*Excerpted text*.
-*-*-

SEXUAL ASSAULT IN THE MILITARY

By Garry Trudeau and Loree Sutton

Washington Post, June 29, 2012

Garry Trudeau is the creator of the comic strip Doonesbury. Loree Sutton, a retired Army brigadier general, is a psychiatrist and founding director of the Defense Centers of Excellence for Psychological Health and Traumatic Brain Injury. She appears briefly in the film “The Invisible War.” Trudeau has for some years now included in Doonesbury a female military character who was sexually assaulted while on duty in Iraq so his participation in the effort the following article makes is scarcely surprising. 

 

"The officer bragged to his fellow officer friends that he had `bagged' me. I got called up to a major's office, and he charged me with fraternization and adultery."

— An active-duty Marine, speaking of her rape, in "The Invisible War"

 

IF THERE IS A DEFINING THEME in all of the testimony in "The Invisible War," the searing documentary film released this week about military sexual assault, it's betrayal. An estimated 19,000 rapes and sexual assaults took place in the military last year. Every one of them represents a monstrous crime made much worse by the sense of betrayal that accompanied it. That so few victims — just one in seven — report these crimes underscores the utter lack of trust that pervades military culture.

            This should be deeply alarming to the armed services, which have professed a "zero-tolerance" policy for years — but have little to show for it. Trust is critical to any team endeavor, but in the military it can be the difference between life and death. The idea of "having someone's back" is borrowed from the warrior's real-life lexicon. Without trust, nothing works in the military. And because it is experience that forms trust, if a soldier's experience tells her that she will not receive support and justice if she is attacked from within her ranks, she ceases to be an effective team member and suffers overwhelming personal consequences. You have lost that soldier forever. Multiply her by 19,000, and the impact on overall readiness is profound.

            The military is about big, bold values, stitched into mottos, drilled into heads. Respect, trust, duty, honor, patriotism — these unambiguous values are evoked without irony. They allow down-range warriors the confidence to roll out of their cots and plunge into the horrific daily demands of their profession. They know that their brothers and sisters have their backs — and that they will take heroic measures to protect them.

-*-*-

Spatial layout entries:
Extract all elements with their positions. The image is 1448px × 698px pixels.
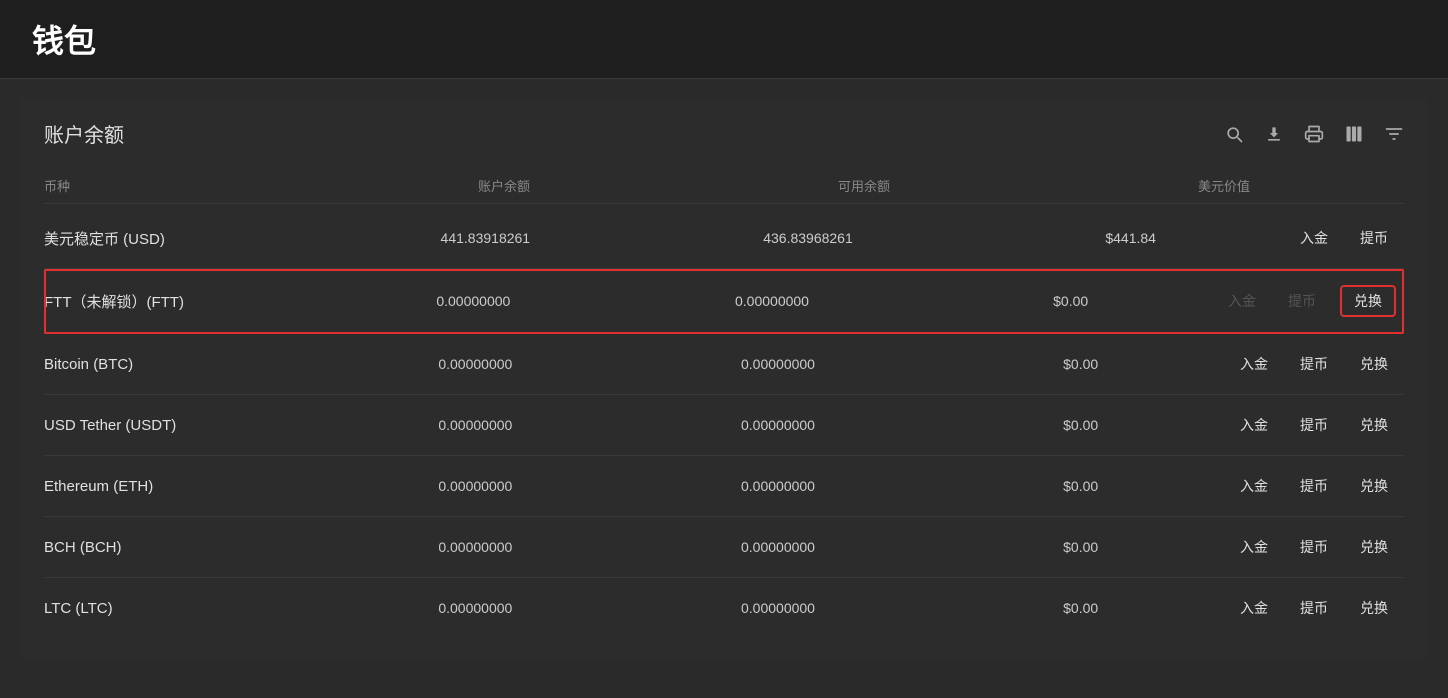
- currency-name-eth: Ethereum (ETH): [44, 478, 324, 495]
- currency-name-usdt: USD Tether (USDT): [44, 417, 324, 434]
- usd-value-ftt: $0.00: [921, 293, 1220, 309]
- usd-value-eth: $0.00: [929, 478, 1232, 494]
- withdraw-button-ftt: 提币: [1280, 287, 1324, 315]
- table-row: BCH (BCH)0.000000000.00000000$0.00入金提币兑换: [44, 517, 1404, 578]
- page-title: 钱包: [32, 16, 1416, 62]
- actions-eth: 入金提币兑换: [1232, 472, 1404, 500]
- table-row: FTT（未解锁）(FTT)0.000000000.00000000$0.00入金…: [44, 269, 1404, 334]
- col-header-available: 可用余额: [684, 176, 1044, 195]
- withdraw-button-usdt[interactable]: 提币: [1292, 411, 1336, 439]
- deposit-button-ltc[interactable]: 入金: [1232, 594, 1276, 622]
- exchange-button-bch[interactable]: 兑换: [1352, 533, 1396, 561]
- table-row: Ethereum (ETH)0.000000000.00000000$0.00入…: [44, 456, 1404, 517]
- currency-name-bch: BCH (BCH): [44, 539, 324, 556]
- balance-eth: 0.00000000: [324, 478, 627, 494]
- withdraw-button-usd[interactable]: 提币: [1352, 224, 1396, 252]
- actions-usd: 入金提币: [1292, 224, 1404, 252]
- col-header-balance: 账户余额: [324, 176, 684, 195]
- balance-usdt: 0.00000000: [324, 417, 627, 433]
- table-container: 币种 账户余额 可用余额 美元价值 美元稳定币 (USD)441.8391826…: [44, 168, 1404, 638]
- table-row: Bitcoin (BTC)0.000000000.00000000$0.00入金…: [44, 334, 1404, 395]
- actions-usdt: 入金提币兑换: [1232, 411, 1404, 439]
- withdraw-button-eth[interactable]: 提币: [1292, 472, 1336, 500]
- available-usdt: 0.00000000: [627, 417, 930, 433]
- currency-name-usd: 美元稳定币 (USD): [44, 228, 324, 249]
- actions-bch: 入金提币兑换: [1232, 533, 1404, 561]
- usd-value-usdt: $0.00: [929, 417, 1232, 433]
- usd-value-usd: $441.84: [969, 230, 1292, 246]
- deposit-button-btc[interactable]: 入金: [1232, 350, 1276, 378]
- exchange-button-eth[interactable]: 兑换: [1352, 472, 1396, 500]
- columns-icon[interactable]: [1344, 124, 1364, 144]
- table-row: USD Tether (USDT)0.000000000.00000000$0.…: [44, 395, 1404, 456]
- currency-name-ftt: FTT（未解锁）(FTT): [44, 291, 324, 312]
- available-ltc: 0.00000000: [627, 600, 930, 616]
- withdraw-button-ltc[interactable]: 提币: [1292, 594, 1336, 622]
- available-eth: 0.00000000: [627, 478, 930, 494]
- available-bch: 0.00000000: [627, 539, 930, 555]
- main-content: 账户余额: [20, 99, 1428, 658]
- balance-ltc: 0.00000000: [324, 600, 627, 616]
- table-row: LTC (LTC)0.000000000.00000000$0.00入金提币兑换: [44, 578, 1404, 638]
- table-rows: 美元稳定币 (USD)441.83918261436.83968261$441.…: [44, 208, 1404, 638]
- table-row: 美元稳定币 (USD)441.83918261436.83968261$441.…: [44, 208, 1404, 269]
- balance-usd: 441.83918261: [324, 230, 647, 246]
- balance-bch: 0.00000000: [324, 539, 627, 555]
- actions-btc: 入金提币兑换: [1232, 350, 1404, 378]
- deposit-button-bch[interactable]: 入金: [1232, 533, 1276, 561]
- balance-ftt: 0.00000000: [324, 293, 623, 309]
- exchange-button-ltc[interactable]: 兑换: [1352, 594, 1396, 622]
- usd-value-btc: $0.00: [929, 356, 1232, 372]
- col-header-usd: 美元价值: [1044, 176, 1404, 195]
- exchange-button-btc[interactable]: 兑换: [1352, 350, 1396, 378]
- table-header: 币种 账户余额 可用余额 美元价值: [44, 168, 1404, 204]
- filter-icon[interactable]: [1384, 124, 1404, 144]
- deposit-button-ftt: 入金: [1220, 287, 1264, 315]
- print-icon[interactable]: [1304, 124, 1324, 144]
- actions-ftt: 入金提币兑换: [1220, 285, 1404, 317]
- section-header: 账户余额: [44, 119, 1404, 148]
- toolbar: [1224, 124, 1404, 144]
- exchange-button-ftt[interactable]: 兑换: [1340, 285, 1396, 317]
- available-btc: 0.00000000: [627, 356, 930, 372]
- exchange-button-usdt[interactable]: 兑换: [1352, 411, 1396, 439]
- actions-ltc: 入金提币兑换: [1232, 594, 1404, 622]
- search-icon[interactable]: [1224, 124, 1244, 144]
- balance-btc: 0.00000000: [324, 356, 627, 372]
- available-usd: 436.83968261: [647, 230, 970, 246]
- currency-name-btc: Bitcoin (BTC): [44, 356, 324, 373]
- usd-value-bch: $0.00: [929, 539, 1232, 555]
- withdraw-button-bch[interactable]: 提币: [1292, 533, 1336, 561]
- usd-value-ltc: $0.00: [929, 600, 1232, 616]
- deposit-button-eth[interactable]: 入金: [1232, 472, 1276, 500]
- download-icon[interactable]: [1264, 124, 1284, 144]
- section-title: 账户余额: [44, 119, 124, 148]
- deposit-button-usd[interactable]: 入金: [1292, 224, 1336, 252]
- available-ftt: 0.00000000: [623, 293, 922, 309]
- withdraw-button-btc[interactable]: 提币: [1292, 350, 1336, 378]
- currency-name-ltc: LTC (LTC): [44, 600, 324, 617]
- page-header: 钱包: [0, 0, 1448, 79]
- deposit-button-usdt[interactable]: 入金: [1232, 411, 1276, 439]
- col-header-currency: 币种: [44, 176, 324, 195]
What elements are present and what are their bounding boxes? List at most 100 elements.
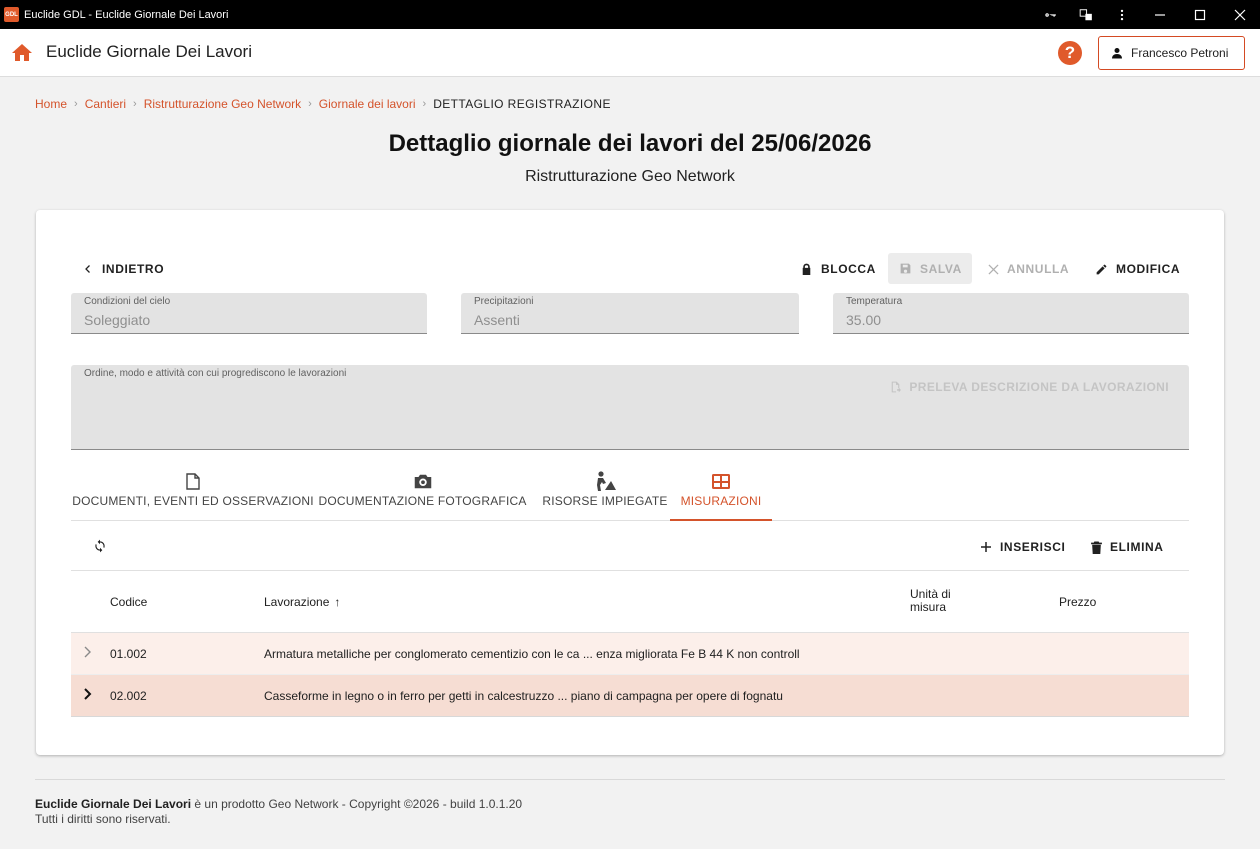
person-icon	[1112, 48, 1122, 59]
temperature-field-value: 35.00	[846, 312, 882, 328]
home-icon[interactable]	[10, 41, 34, 65]
edit-button[interactable]: MODIFICA	[1095, 262, 1180, 276]
progress-description-field[interactable]: Ordine, modo e attività con cui progredi…	[71, 365, 1189, 450]
column-unit[interactable]: Unità di misura	[910, 588, 951, 614]
app-title: Euclide Giornale Dei Lavori	[46, 42, 252, 61]
breadcrumb-separator: ›	[422, 98, 427, 110]
edit-label: MODIFICA	[1116, 262, 1181, 276]
breadcrumb-current: DETTAGLIO REGISTRAZIONE	[433, 97, 611, 111]
key-icon[interactable]	[1032, 0, 1068, 29]
pencil-icon	[1096, 264, 1107, 274]
save-label: SALVA	[920, 261, 962, 276]
table-row[interactable]: 02.002 Casseforme in legno o in ferro pe…	[71, 675, 1189, 717]
fetch-description-label: PRELEVA DESCRIZIONE DA LAVORAZIONI	[909, 380, 1169, 394]
breadcrumb: Home › Cantieri › Ristrutturazione Geo N…	[35, 97, 611, 111]
breadcrumb-separator: ›	[133, 98, 137, 110]
footer-rights: Tutti i diritti sono riservati.	[35, 812, 171, 826]
close-icon[interactable]	[1220, 0, 1260, 29]
save-button[interactable]: SALVA	[888, 253, 972, 284]
table-toolbar: INSERISCI ELIMINA	[71, 521, 1189, 571]
page-title: Dettaglio giornale dei lavori del 25/06/…	[388, 130, 872, 157]
breadcrumb-cantieri[interactable]: Cantieri	[85, 97, 126, 111]
table-icon	[712, 473, 730, 489]
sort-arrow-up-icon[interactable]: ↑	[334, 595, 340, 609]
minimize-icon[interactable]	[1140, 0, 1180, 29]
footer-divider	[35, 779, 1225, 780]
row-code: 01.002	[110, 647, 147, 661]
maximize-icon[interactable]	[1180, 0, 1220, 29]
tab-measurements[interactable]: MISURAZIONI	[670, 466, 772, 521]
tab-documents-label: DOCUMENTI, EVENTI ED OSSERVAZIONI	[72, 494, 314, 508]
plus-icon	[981, 542, 991, 552]
close-x-icon	[988, 263, 999, 275]
temperature-field-label: Temperatura	[846, 296, 903, 307]
user-name: Francesco Petroni	[1131, 46, 1229, 60]
cancel-label: ANNULLA	[1007, 262, 1070, 276]
delete-button[interactable]: ELIMINA	[1091, 540, 1164, 554]
insert-button[interactable]: INSERISCI	[980, 540, 1065, 554]
more-vertical-icon[interactable]	[1104, 0, 1140, 29]
lock-button[interactable]: BLOCCA	[800, 262, 876, 276]
refresh-button[interactable]	[93, 539, 115, 553]
chevron-right-icon[interactable]	[83, 688, 93, 700]
tab-measurements-label: MISURAZIONI	[680, 494, 762, 508]
document-icon	[186, 472, 200, 490]
breadcrumb-home[interactable]: Home	[35, 97, 67, 111]
window-titlebar: GDL Euclide GDL - Euclide Giornale Dei L…	[0, 0, 1260, 29]
breadcrumb-separator: ›	[74, 98, 78, 110]
fetch-document-icon	[892, 381, 902, 393]
sky-field-label: Condizioni del cielo	[84, 296, 171, 307]
camera-icon	[414, 474, 431, 488]
insert-label: INSERISCI	[1000, 540, 1066, 554]
tab-documents[interactable]: DOCUMENTI, EVENTI ED OSSERVAZIONI	[71, 466, 315, 521]
column-price[interactable]: Prezzo	[1059, 595, 1096, 609]
lock-icon	[802, 263, 811, 275]
translate-icon[interactable]	[1068, 0, 1104, 29]
trash-icon	[1091, 541, 1102, 554]
save-icon	[900, 263, 911, 274]
tab-photos-label: DOCUMENTAZIONE FOTOGRAFICA	[318, 494, 527, 508]
window-title: Euclide GDL - Euclide Giornale Dei Lavor…	[24, 8, 229, 21]
breadcrumb-journal[interactable]: Giornale dei lavori	[319, 97, 416, 111]
chevron-left-icon	[85, 265, 90, 273]
back-button[interactable]: INDIETRO	[82, 262, 164, 276]
table-row[interactable]: 01.002 Armatura metalliche per conglomer…	[71, 633, 1189, 675]
breadcrumb-project[interactable]: Ristrutturazione Geo Network	[144, 97, 301, 111]
app-header: Euclide Giornale Dei Lavori ? Francesco …	[0, 29, 1260, 77]
chevron-right-icon[interactable]	[83, 646, 93, 658]
tab-photos[interactable]: DOCUMENTAZIONE FOTOGRAFICA	[315, 466, 530, 521]
delete-label: ELIMINA	[1110, 540, 1164, 554]
breadcrumb-separator: ›	[308, 98, 312, 110]
page-subtitle: Ristrutturazione Geo Network	[525, 168, 735, 185]
detail-card: INDIETRO BLOCCA SALVA ANNULLA MODIFICA C…	[36, 210, 1224, 755]
worker-icon	[597, 471, 616, 491]
cancel-button[interactable]: ANNULLA	[988, 262, 1069, 276]
footer-copyright: è un prodotto Geo Network - Copyright ©2…	[191, 797, 523, 811]
tab-resources[interactable]: RISORSE IMPIEGATE	[530, 466, 680, 521]
rain-field-label: Precipitazioni	[474, 296, 534, 307]
lock-label: BLOCCA	[821, 262, 876, 276]
progress-field-label: Ordine, modo e attività con cui progredi…	[84, 368, 347, 379]
sky-field-value: Soleggiato	[84, 312, 151, 328]
column-work-label: Lavorazione	[264, 595, 330, 609]
row-code: 02.002	[110, 689, 147, 703]
app-logo-icon: GDL	[4, 7, 19, 22]
rain-field-value: Assenti	[474, 312, 520, 328]
temperature-field[interactable]: Temperatura 35.00	[833, 293, 1189, 334]
row-description: Armatura metalliche per conglomerato cem…	[264, 647, 800, 661]
back-label: INDIETRO	[102, 262, 165, 276]
fetch-description-button[interactable]: PRELEVA DESCRIZIONE DA LAVORAZIONI	[889, 380, 1169, 394]
tabs-bar: DOCUMENTI, EVENTI ED OSSERVAZIONI DOCUME…	[71, 466, 1189, 521]
table-header: Codice Lavorazione ↑ Unità di misura Pre…	[71, 571, 1189, 633]
rain-field[interactable]: Precipitazioni Assenti	[461, 293, 799, 334]
tab-resources-label: RISORSE IMPIEGATE	[542, 494, 668, 508]
help-icon[interactable]: ?	[1058, 41, 1082, 65]
footer: Euclide Giornale Dei Lavori è un prodott…	[35, 797, 522, 827]
footer-product: Euclide Giornale Dei Lavori	[35, 797, 192, 811]
user-menu-button[interactable]: Francesco Petroni	[1098, 36, 1245, 70]
column-work[interactable]: Lavorazione ↑	[264, 595, 340, 609]
sky-field[interactable]: Condizioni del cielo Soleggiato	[71, 293, 427, 334]
row-description: Casseforme in legno o in ferro per getti…	[264, 689, 783, 703]
refresh-icon	[95, 539, 105, 553]
column-code[interactable]: Codice	[110, 595, 147, 609]
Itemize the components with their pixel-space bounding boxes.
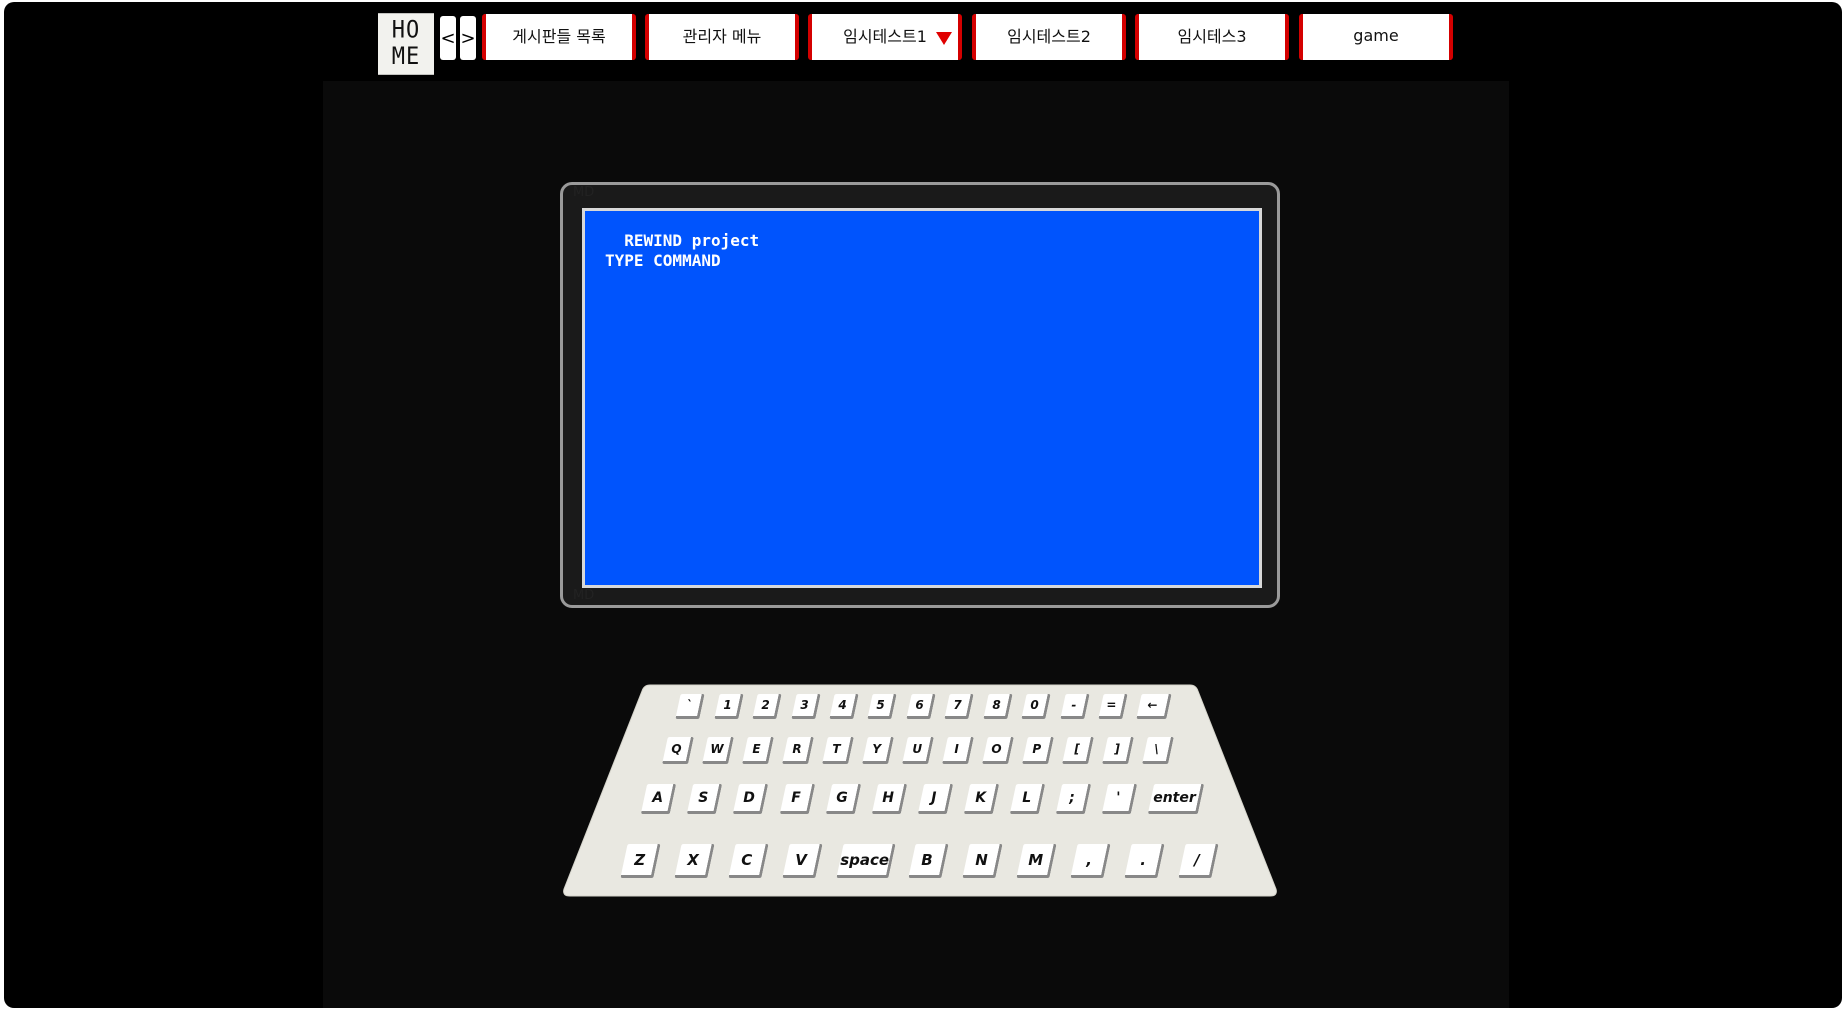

-*-*-

*Jobs*.
• 1. Please recast lines of the records as a numbered list, beginning at the line that contains "48, 1122, 59]" and stopping after the line that contains "296, 903, 307]". Leave out any blank lines.
• 2. Continue the piece on sexual assault in the military from where it stops.
The text and the records are separate material with no connection to each other.

*The answers*.
• 1.
1. person-icon	[1112, 48, 1122, 59]
2. temperature-field-value: 35.00	[846, 312, 882, 328]
3. home-icon[interactable]	[10, 41, 34, 65]
4. edit-button[interactable]: MODIFICA	[1095, 262, 1180, 276]
5. progress-description-field[interactable]: Ordine, modo e attività con cui progredi…	[71, 365, 1189, 450]
6. column-unit[interactable]: Unità di misura	[910, 588, 951, 614]
7. app-title: Euclide Giornale Dei Lavori	[46, 42, 252, 61]
8. breadcrumb-separator: ›	[422, 98, 427, 110]
9. edit-label: MODIFICA	[1116, 262, 1181, 276]
10. breadcrumb-current: DETTAGLIO REGISTRAZIONE	[433, 97, 611, 111]
11. key-icon[interactable]	[1032, 0, 1068, 29]
12. pencil-icon	[1096, 264, 1107, 274]
13. save-label: SALVA	[920, 261, 962, 276]
14. table-row[interactable]: 02.002 Casseforme in legno o in ferro pe…	[71, 675, 1189, 717]
15. fetch-description-label: PRELEVA DESCRIZIONE DA LAVORAZIONI	[909, 380, 1169, 394]
16. breadcrumb: Home › Cantieri › Ristrutturazione Geo N…	[35, 97, 611, 111]
17. breadcrumb-separator: ›	[133, 98, 137, 110]
18. footer-rights: Tutti i diritti sono riservati.	[35, 812, 171, 826]
19. close-icon[interactable]	[1220, 0, 1260, 29]
20. save-button[interactable]: SALVA	[888, 253, 972, 284]
21. table-toolbar: INSERISCI ELIMINA	[71, 521, 1189, 571]
22. page-title: Dettaglio giornale dei lavori del 25/06/…	[388, 130, 872, 157]
23. breadcrumb-cantieri[interactable]: Cantieri	[85, 97, 126, 111]
24. table-icon	[712, 473, 730, 489]
25. sort-arrow-up-icon[interactable]: ↑	[334, 595, 340, 609]
26. minimize-icon[interactable]	[1140, 0, 1180, 29]
27. footer-divider	[35, 779, 1225, 780]
28. row-code: 01.002	[110, 647, 147, 661]
29. maximize-icon[interactable]	[1180, 0, 1220, 29]
30. tab-measurements[interactable]: MISURAZIONI	[670, 466, 772, 521]
31. tab-documents-label: DOCUMENTI, EVENTI ED OSSERVAZIONI	[72, 494, 314, 508]
32. plus-icon	[981, 542, 991, 552]
33. close-x-icon	[988, 263, 999, 275]
34. temperature-field-label: Temperatura	[846, 296, 903, 307]

• 2.
            Consider, then, what it does to the psyche of a soldier when he or she is stalked and attacked by that trusted teammate. The average rapist is a lifetime offender and adept at developing protective coloration. His peers often cannot believe he is capable of such crimes, so the victim is, at best, ignored — especially if the perpetrator is a friend of the superior to whom the victim must report. According to one Defense Department study, 33 percent of victims who don't report say they don't proceed for this reason alone. Twenty-five percent say they don't report because the commander they must report to is the rapist. And when the rapist is a superior — the very person our service members have been trained to trust and obey — it's easy to see why so many victims develop a level of post-traumatic stress disorder far exceeding the impact of war-zone combat.

            For all these reasons, Defense Secretary Leon Panetta's plan to transfer responsibility from unit commanders to an officer further up the chain of command is only a promising first step. If the Pentagon really means to fix the problem of military assault, it must begin by restoring trust in the system. The many victims who have looked in vain to majors and lieutenant commanders for justice can be forgiven for a little eye-rolling at the suggestion that they will receive it from colonels and captains in the future. There is deep cynicism about any solution that keeps the decision-making within the military installation or unit structure, where old-boy networks still rule and where careers are hardly advanced by reporting and documenting rape within the ranks.

            In our view, the only credible solution is to create an independent special victims unit completely outside the unit chain of command, under civilian oversight. It should be led by a flag-rank officer who has no stake in the reputation of individual commands but a huge stake in doing the only thing that matters — driving down the rate of sexual assault in the military. Any such office would need to ensure leader accountability for the "gateway behaviors" — bullying, humiliation, scapegoating — that set the conditions for violent assault. Another Defense Department study found that the incidence of rape triples in units that tolerate sexual harassment.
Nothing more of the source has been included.